# START OF SUPPLIED TEXT

California is burning again, pockmarked with infernos sparked by lightning or fallen power lines or acts of human stupidity, and fed by the hills of golden grasses and groves of oak and the wood-framed houses of humans who wanted to live in the community of nature but never sought nature’s permission, and blown across glens and canyons and dry arroyos and even six-lane slabs of freeway by winds that descend from high deserts carrying the breath of the devil.
We knew it was going to happen, as it did last year and the decade before that and the century before that. Each year now, though, seems worse. There is less winter rain to green the land, the temperatures rise sooner and higher than what was once considered normal, and the flames sprout earlier.
Fingers point everywhere.
Climate change holds back the rain, flings heat at California and parks truculent high pressure systems over the coast, hovering on meteorological maps like the massive inter-stellar ships of alien invaders.
Government shares the blame for allowing suburbs to be built on lands where wildfires burn with regularity, for permitting builders to enrich themselves and families to mortgage their futures while ignoring one of the few certainties in California: What burned once will burn again.
Then there are the utility companies – PG&E most guilty among them – that opted for shareholder return over investment in maintenance, a choice that guaranteed transformers and towers and thousands upon thousands of miles of high-voltage lines that could not withstand the fierce vagaries of Western weather. A line drops, a transformer pops, a fire starts. If I maintained my home as PG&E protected the power grid, its roof and walls would have collapsed.

# END OF SUPPLIED TEXT

- TO DO
[A] In the California wildfire text, what is named as one of the few certainties in California?
[B] Pick up the California wildfire text after its final sentence and continue writing it.
You won't need the material that comes next.

# START OF RECORD LIST

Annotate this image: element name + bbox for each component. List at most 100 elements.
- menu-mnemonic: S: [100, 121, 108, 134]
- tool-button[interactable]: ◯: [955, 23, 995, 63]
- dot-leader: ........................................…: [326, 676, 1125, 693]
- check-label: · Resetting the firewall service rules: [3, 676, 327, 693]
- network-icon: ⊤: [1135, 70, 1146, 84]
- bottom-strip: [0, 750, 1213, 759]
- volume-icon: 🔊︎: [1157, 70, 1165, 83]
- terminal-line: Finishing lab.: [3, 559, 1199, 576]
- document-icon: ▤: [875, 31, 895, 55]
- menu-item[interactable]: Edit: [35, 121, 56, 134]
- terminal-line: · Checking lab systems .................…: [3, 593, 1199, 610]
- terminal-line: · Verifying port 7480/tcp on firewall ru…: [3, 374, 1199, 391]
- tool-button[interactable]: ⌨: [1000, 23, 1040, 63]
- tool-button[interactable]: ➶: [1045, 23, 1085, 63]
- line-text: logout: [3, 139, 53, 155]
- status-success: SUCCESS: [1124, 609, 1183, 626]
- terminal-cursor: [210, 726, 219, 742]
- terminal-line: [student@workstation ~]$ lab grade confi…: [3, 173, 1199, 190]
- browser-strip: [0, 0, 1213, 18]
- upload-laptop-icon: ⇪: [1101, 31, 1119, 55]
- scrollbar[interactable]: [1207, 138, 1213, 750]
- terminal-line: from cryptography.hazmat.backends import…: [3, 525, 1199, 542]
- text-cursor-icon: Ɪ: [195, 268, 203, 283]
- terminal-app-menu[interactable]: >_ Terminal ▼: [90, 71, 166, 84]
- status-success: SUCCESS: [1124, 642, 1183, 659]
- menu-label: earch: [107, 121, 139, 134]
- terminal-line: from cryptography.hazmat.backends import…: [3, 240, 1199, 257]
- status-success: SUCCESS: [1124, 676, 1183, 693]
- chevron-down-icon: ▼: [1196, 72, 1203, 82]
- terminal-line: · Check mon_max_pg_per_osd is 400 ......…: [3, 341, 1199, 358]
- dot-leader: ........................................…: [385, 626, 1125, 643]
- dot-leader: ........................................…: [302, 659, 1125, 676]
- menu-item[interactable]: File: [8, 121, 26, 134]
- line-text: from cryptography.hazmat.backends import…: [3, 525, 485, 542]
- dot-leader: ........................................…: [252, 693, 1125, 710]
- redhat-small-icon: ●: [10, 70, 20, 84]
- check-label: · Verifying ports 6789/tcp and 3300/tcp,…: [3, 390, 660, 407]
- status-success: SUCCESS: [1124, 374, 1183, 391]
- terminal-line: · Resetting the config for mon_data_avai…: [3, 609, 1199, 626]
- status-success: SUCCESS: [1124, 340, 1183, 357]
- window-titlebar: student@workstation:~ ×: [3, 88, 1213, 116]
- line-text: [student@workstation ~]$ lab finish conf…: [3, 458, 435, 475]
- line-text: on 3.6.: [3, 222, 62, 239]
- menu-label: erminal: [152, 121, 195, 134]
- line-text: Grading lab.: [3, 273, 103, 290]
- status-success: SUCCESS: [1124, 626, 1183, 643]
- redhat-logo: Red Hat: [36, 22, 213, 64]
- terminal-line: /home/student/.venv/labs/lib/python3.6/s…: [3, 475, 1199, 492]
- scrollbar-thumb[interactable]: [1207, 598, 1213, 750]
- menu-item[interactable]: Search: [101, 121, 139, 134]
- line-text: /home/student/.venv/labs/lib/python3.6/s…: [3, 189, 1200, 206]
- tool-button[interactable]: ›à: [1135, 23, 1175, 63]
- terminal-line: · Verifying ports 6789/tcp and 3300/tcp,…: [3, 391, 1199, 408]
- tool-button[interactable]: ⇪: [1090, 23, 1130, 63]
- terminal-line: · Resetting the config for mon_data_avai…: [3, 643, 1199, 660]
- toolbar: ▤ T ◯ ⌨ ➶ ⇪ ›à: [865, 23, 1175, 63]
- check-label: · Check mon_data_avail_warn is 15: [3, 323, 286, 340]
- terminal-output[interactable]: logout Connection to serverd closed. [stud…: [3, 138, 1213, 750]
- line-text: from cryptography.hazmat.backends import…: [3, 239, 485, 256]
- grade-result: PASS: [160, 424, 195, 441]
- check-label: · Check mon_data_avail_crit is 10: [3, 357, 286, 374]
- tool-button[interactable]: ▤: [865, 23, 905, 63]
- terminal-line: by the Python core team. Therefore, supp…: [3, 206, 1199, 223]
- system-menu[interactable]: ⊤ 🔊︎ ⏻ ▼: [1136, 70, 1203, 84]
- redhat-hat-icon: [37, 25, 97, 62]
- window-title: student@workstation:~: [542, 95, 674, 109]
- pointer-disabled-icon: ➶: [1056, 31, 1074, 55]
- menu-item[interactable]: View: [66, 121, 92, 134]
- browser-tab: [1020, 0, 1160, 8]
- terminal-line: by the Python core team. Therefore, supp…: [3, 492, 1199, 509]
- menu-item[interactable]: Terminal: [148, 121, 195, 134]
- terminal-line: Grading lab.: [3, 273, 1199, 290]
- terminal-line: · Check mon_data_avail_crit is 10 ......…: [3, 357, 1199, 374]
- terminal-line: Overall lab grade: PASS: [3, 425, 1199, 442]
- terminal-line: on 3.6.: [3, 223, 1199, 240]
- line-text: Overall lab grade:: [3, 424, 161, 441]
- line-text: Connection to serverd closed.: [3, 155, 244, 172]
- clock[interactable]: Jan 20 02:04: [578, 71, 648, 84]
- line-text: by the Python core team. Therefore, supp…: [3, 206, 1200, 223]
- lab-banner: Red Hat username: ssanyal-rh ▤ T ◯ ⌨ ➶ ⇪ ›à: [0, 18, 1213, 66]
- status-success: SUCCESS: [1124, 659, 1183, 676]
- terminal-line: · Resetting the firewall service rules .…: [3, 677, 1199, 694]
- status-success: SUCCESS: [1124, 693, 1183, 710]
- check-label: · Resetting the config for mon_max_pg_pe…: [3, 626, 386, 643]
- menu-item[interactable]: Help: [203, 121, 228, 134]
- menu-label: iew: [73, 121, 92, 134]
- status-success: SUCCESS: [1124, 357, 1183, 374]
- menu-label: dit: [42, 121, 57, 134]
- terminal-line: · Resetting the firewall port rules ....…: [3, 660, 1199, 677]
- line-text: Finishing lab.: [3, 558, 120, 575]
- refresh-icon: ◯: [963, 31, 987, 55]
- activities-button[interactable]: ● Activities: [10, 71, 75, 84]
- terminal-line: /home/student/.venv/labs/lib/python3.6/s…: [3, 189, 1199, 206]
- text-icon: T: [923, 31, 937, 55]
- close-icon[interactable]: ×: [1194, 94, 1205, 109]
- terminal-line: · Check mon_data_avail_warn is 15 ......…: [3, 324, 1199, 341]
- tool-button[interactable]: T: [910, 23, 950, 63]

# END OF RECORD LIST

- PER-TASK ANSWERS
[A] What burned once will burn again.

[B]
Finally, there is us, we Californians, who want to live in our version of paradise, gladly shelling out $1.5 million for a three-bedroom rancher in a leafy suburb, but flinch when confronted with the reality caused by our occupation of a terrain so arid, so temperamental and so inhospitable to human life that before we paved it over, put in the plumbing and pumped Freon into our homes that the Spanish found hardly anyone to murder and enslave when they arrived. Now there are just shy of 40 million us. We’ve overrun the place. There’s not enough water to quench our thirst, not enough power to keep our lights on, not enough space for us to grow unless we further push into Mama Nature’s diminishing territory.
What’s the result? Mama’s mad, folks. It’s payback time.
The sun rose deep red today, angry, it seems, by the effort it needed to pierce the smoke in the air. In my small cabin on the hill, the windows are open so cool morning air can flush out the heat from last night. The fresh air comes with a price: the smell of smoke and flecks of gray ash.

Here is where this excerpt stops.